**WRITTEN EXERCISE**
Print the complete set of entries exactly.
** Start of MATERIAL **
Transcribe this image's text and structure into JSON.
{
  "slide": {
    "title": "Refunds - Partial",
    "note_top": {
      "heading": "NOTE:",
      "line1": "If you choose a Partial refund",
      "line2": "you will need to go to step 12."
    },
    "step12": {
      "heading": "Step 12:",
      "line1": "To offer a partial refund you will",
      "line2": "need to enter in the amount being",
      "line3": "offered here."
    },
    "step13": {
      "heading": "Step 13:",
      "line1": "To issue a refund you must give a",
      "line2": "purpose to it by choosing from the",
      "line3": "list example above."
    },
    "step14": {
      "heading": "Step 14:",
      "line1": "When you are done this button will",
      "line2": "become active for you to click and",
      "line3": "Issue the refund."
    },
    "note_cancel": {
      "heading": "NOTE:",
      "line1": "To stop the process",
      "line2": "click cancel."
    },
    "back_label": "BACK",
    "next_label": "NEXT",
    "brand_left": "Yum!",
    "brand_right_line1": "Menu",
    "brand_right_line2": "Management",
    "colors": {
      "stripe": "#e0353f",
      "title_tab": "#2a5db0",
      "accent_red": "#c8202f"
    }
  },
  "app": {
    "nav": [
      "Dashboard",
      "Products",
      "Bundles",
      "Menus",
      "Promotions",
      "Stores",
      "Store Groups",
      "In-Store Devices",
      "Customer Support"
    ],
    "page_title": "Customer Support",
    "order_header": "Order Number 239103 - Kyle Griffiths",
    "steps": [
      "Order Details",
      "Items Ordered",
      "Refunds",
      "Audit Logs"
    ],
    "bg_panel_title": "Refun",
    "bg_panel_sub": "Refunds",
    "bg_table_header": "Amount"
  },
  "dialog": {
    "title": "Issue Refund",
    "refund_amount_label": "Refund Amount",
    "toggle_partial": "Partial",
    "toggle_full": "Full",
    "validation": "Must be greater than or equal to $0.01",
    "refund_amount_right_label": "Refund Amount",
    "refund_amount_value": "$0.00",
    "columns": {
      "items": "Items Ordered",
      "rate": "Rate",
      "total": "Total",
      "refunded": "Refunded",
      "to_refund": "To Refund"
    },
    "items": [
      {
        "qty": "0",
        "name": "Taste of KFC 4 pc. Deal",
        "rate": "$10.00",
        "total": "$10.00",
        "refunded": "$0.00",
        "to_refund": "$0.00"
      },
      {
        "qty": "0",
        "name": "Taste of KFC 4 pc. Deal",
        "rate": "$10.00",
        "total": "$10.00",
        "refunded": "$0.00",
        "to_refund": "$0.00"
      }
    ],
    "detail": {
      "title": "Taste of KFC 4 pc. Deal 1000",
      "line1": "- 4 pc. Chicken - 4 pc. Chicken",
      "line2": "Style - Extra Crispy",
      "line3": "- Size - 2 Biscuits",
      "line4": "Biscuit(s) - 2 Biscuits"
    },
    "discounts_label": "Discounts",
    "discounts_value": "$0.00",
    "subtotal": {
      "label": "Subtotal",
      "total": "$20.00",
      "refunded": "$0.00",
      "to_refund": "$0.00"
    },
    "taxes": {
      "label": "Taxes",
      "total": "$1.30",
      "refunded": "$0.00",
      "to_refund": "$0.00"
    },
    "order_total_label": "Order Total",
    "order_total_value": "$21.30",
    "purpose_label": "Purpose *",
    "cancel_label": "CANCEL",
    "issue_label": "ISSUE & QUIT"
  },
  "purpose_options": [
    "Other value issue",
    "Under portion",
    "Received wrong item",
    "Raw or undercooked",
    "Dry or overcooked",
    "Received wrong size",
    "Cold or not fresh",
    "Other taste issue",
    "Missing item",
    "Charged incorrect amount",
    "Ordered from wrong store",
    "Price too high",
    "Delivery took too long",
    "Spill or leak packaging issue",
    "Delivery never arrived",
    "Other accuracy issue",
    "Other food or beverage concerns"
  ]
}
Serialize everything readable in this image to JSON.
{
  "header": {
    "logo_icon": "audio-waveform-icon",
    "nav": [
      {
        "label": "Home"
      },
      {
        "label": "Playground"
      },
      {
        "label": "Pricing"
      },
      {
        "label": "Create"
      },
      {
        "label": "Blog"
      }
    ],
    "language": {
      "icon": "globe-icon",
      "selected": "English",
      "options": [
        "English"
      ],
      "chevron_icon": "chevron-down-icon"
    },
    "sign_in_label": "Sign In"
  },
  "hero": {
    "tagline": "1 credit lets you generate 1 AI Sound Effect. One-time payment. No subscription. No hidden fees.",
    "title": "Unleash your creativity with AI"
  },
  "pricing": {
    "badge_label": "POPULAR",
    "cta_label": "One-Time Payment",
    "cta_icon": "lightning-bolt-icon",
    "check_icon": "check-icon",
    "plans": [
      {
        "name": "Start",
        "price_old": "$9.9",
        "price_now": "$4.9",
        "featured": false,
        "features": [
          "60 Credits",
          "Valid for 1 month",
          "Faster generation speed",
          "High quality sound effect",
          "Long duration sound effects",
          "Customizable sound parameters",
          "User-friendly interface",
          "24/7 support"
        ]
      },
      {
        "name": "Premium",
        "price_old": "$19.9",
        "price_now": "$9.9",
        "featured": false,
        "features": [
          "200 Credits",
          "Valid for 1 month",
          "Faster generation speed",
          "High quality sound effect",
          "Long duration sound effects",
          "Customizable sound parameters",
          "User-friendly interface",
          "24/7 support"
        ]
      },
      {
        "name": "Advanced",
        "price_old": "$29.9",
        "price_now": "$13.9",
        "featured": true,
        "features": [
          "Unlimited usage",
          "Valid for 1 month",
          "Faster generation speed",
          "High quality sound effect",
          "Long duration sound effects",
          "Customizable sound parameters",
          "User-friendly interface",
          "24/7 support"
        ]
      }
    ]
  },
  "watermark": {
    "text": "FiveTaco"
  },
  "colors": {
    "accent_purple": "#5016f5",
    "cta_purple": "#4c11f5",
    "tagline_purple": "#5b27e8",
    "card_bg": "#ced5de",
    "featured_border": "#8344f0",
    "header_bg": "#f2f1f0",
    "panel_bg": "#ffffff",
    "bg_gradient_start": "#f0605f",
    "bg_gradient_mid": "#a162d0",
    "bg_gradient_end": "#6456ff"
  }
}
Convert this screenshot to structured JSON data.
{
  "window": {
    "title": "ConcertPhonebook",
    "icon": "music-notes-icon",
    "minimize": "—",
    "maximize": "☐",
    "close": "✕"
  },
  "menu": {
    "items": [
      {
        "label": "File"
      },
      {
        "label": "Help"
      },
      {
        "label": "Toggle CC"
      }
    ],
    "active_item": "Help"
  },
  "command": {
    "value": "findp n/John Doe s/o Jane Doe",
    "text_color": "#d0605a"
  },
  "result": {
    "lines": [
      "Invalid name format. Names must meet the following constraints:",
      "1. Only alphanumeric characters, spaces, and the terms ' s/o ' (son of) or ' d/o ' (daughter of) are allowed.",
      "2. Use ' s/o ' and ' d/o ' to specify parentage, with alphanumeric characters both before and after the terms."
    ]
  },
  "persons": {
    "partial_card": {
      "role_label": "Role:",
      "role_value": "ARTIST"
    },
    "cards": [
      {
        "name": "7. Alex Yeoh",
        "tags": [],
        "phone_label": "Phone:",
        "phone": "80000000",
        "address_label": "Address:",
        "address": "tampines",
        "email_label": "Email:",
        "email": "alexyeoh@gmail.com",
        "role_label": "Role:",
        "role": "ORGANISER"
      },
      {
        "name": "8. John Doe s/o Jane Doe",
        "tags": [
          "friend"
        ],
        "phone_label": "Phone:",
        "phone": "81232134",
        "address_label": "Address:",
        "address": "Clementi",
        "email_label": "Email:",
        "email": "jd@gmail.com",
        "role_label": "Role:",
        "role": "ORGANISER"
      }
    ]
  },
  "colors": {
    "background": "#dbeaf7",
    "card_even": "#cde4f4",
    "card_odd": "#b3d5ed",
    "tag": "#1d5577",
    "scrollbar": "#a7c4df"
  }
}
** End of MATERIAL **
**RESPONSE TO THE EXERCISE**
Transcribe this image's text and structure into JSON.
{
  "slide": {
    "title": "Refunds - Partial",
    "note_top": {
      "heading": "NOTE:",
      "line1": "If you choose a Partial refund",
      "line2": "you will need to go to step 12."
    },
    "step12": {
      "heading": "Step 12:",
      "line1": "To offer a partial refund you will",
      "line2": "need to enter in the amount being",
      "line3": "offered here."
    },
    "step13": {
      "heading": "Step 13:",
      "line1": "To issue a refund you must give a",
      "line2": "purpose to it by choosing from the",
      "line3": "list example above."
    },
    "step14": {
      "heading": "Step 14:",
      "line1": "When you are done this button will",
      "line2": "become active for you to click and",
      "line3": "Issue the refund."
    },
    "note_cancel": {
      "heading": "NOTE:",
      "line1": "To stop the process",
      "line2": "click cancel."
    },
    "back_label": "BACK",
    "next_label": "NEXT",
    "brand_left": "Yum!",
    "brand_right_line1": "Menu",
    "brand_right_line2": "Management",
    "colors": {
      "stripe": "#e0353f",
      "title_tab": "#2a5db0",
      "accent_red": "#c8202f"
    }
  },
  "app": {
    "nav": [
      "Dashboard",
      "Products",
      "Bundles",
      "Menus",
      "Promotions",
      "Stores",
      "Store Groups",
      "In-Store Devices",
      "Customer Support"
    ],
    "page_title": "Customer Support",
    "order_header": "Order Number 239103 - Kyle Griffiths",
    "steps": [
      "Order Details",
      "Items Ordered",
      "Refunds",
      "Audit Logs"
    ],
    "bg_panel_title": "Refun",
    "bg_panel_sub": "Refunds",
    "bg_table_header": "Amount"
  },
  "dialog": {
    "title": "Issue Refund",
    "refund_amount_label": "Refund Amount",
    "toggle_partial": "Partial",
    "toggle_full": "Full",
    "validation": "Must be greater than or equal to $0.01",
    "refund_amount_right_label": "Refund Amount",
    "refund_amount_value": "$0.00",
    "columns": {
      "items": "Items Ordered",
      "rate": "Rate",
      "total": "Total",
      "refunded": "Refunded",
      "to_refund": "To Refund"
    },
    "items": [
      {
        "qty": "0",
        "name": "Taste of KFC 4 pc. Deal",
        "rate": "$10.00",
        "total": "$10.00",
        "refunded": "$0.00",
        "to_refund": "$0.00"
      },
      {
        "qty": "0",
        "name": "Taste of KFC 4 pc. Deal",
        "rate": "$10.00",
        "total": "$10.00",
        "refunded": "$0.00",
        "to_refund": "$0.00"
      }
    ],
    "detail": {
      "title": "Taste of KFC 4 pc. Deal 1000",
      "line1": "- 4 pc. Chicken - 4 pc. Chicken",
      "line2": "Style - Extra Crispy",
      "line3": "- Size - 2 Biscuits",
      "line4": "Biscuit(s) - 2 Biscuits"
    },
    "discounts_label": "Discounts",
    "discounts_value": "$0.00",
    "subtotal": {
      "label": "Subtotal",
      "total": "$20.00",
      "refunded": "$0.00",
      "to_refund": "$0.00"
    },
    "taxes": {
      "label": "Taxes",
      "total": "$1.30",
      "refunded": "$0.00",
      "to_refund": "$0.00"
    },
    "order_total_label": "Order Total",
    "order_total_value": "$21.30",
    "purpose_label": "Purpose *",
    "cancel_label": "CANCEL",
    "issue_label": "ISSUE & QUIT"
  },
  "purpose_options": [
    "Other value issue",
    "Under portion",
    "Received wrong item",
    "Raw or undercooked",
    "Dry or overcooked",
    "Received wrong size",
    "Cold or not fresh",
    "Other taste issue",
    "Missing item",
    "Charged incorrect amount",
    "Ordered from wrong store",
    "Price too high",
    "Delivery took too long",
    "Spill or leak packaging issue",
    "Delivery never arrived",
    "Other accuracy issue",
    "Other food or beverage concerns"
  ]
}
Serialize everything readable in this image to JSON.
{
  "header": {
    "logo_icon": "audio-waveform-icon",
    "nav": [
      {
        "label": "Home"
      },
      {
        "label": "Playground"
      },
      {
        "label": "Pricing"
      },
      {
        "label": "Create"
      },
      {
        "label": "Blog"
      }
    ],
    "language": {
      "icon": "globe-icon",
      "selected": "English",
      "options": [
        "English"
      ],
      "chevron_icon": "chevron-down-icon"
    },
    "sign_in_label": "Sign In"
  },
  "hero": {
    "tagline": "1 credit lets you generate 1 AI Sound Effect. One-time payment. No subscription. No hidden fees.",
    "title": "Unleash your creativity with AI"
  },
  "pricing": {
    "badge_label": "POPULAR",
    "cta_label": "One-Time Payment",
    "cta_icon": "lightning-bolt-icon",
    "check_icon": "check-icon",
    "plans": [
      {
        "name": "Start",
        "price_old": "$9.9",
        "price_now": "$4.9",
        "featured": false,
        "features": [
          "60 Credits",
          "Valid for 1 month",
          "Faster generation speed",
          "High quality sound effect",
          "Long duration sound effects",
          "Customizable sound parameters",
          "User-friendly interface",
          "24/7 support"
        ]
      },
      {
        "name": "Premium",
        "price_old": "$19.9",
        "price_now": "$9.9",
        "featured": false,
        "features": [
          "200 Credits",
          "Valid for 1 month",
          "Faster generation speed",
          "High quality sound effect",
          "Long duration sound effects",
          "Customizable sound parameters",
          "User-friendly interface",
          "24/7 support"
        ]
      },
      {
        "name": "Advanced",
        "price_old": "$29.9",
        "price_now": "$13.9",
        "featured": true,
        "features": [
          "Unlimited usage",
          "Valid for 1 month",
          "Faster generation speed",
          "High quality sound effect",
          "Long duration sound effects",
          "Customizable sound parameters",
          "User-friendly interface",
          "24/7 support"
        ]
      }
    ]
  },
  "watermark": {
    "text": "FiveTaco"
  },
  "colors": {
    "accent_purple": "#5016f5",
    "cta_purple": "#4c11f5",
    "tagline_purple": "#5b27e8",
    "card_bg": "#ced5de",
    "featured_border": "#8344f0",
    "header_bg": "#f2f1f0",
    "panel_bg": "#ffffff",
    "bg_gradient_start": "#f0605f",
    "bg_gradient_mid": "#a162d0",
    "bg_gradient_end": "#6456ff"
  }
}
Convert this screenshot to structured JSON data.
{
  "window": {
    "title": "ConcertPhonebook",
    "icon": "music-notes-icon",
    "minimize": "—",
    "maximize": "☐",
    "close": "✕"
  },
  "menu": {
    "items": [
      {
        "label": "File"
      },
      {
        "label": "Help"
      },
      {
        "label": "Toggle CC"
      }
    ],
    "active_item": "Help"
  },
  "command": {
    "value": "findp n/John Doe s/o Jane Doe",
    "text_color": "#d0605a"
  },
  "result": {
    "lines": [
      "Invalid name format. Names must meet the following constraints:",
      "1. Only alphanumeric characters, spaces, and the terms ' s/o ' (son of) or ' d/o ' (daughter of) are allowed.",
      "2. Use ' s/o ' and ' d/o ' to specify parentage, with alphanumeric characters both before and after the terms."
    ]
  },
  "persons": {
    "partial_card": {
      "role_label": "Role:",
      "role_value": "ARTIST"
    },
    "cards": [
      {
        "name": "7. Alex Yeoh",
        "tags": [],
        "phone_label": "Phone:",
        "phone": "80000000",
        "address_label": "Address:",
        "address": "tampines",
        "email_label": "Email:",
        "email": "alexyeoh@gmail.com",
        "role_label": "Role:",
        "role": "ORGANISER"
      },
      {
        "name": "8. John Doe s/o Jane Doe",
        "tags": [
          "friend"
        ],
        "phone_label": "Phone:",
        "phone": "81232134",
        "address_label": "Address:",
        "address": "Clementi",
        "email_label": "Email:",
        "email": "jd@gmail.com",
        "role_label": "Role:",
        "role": "ORGANISER"
      }
    ]
  },
  "colors": {
    "background": "#dbeaf7",
    "card_even": "#cde4f4",
    "card_odd": "#b3d5ed",
    "tag": "#1d5577",
    "scrollbar": "#a7c4df"
  }
}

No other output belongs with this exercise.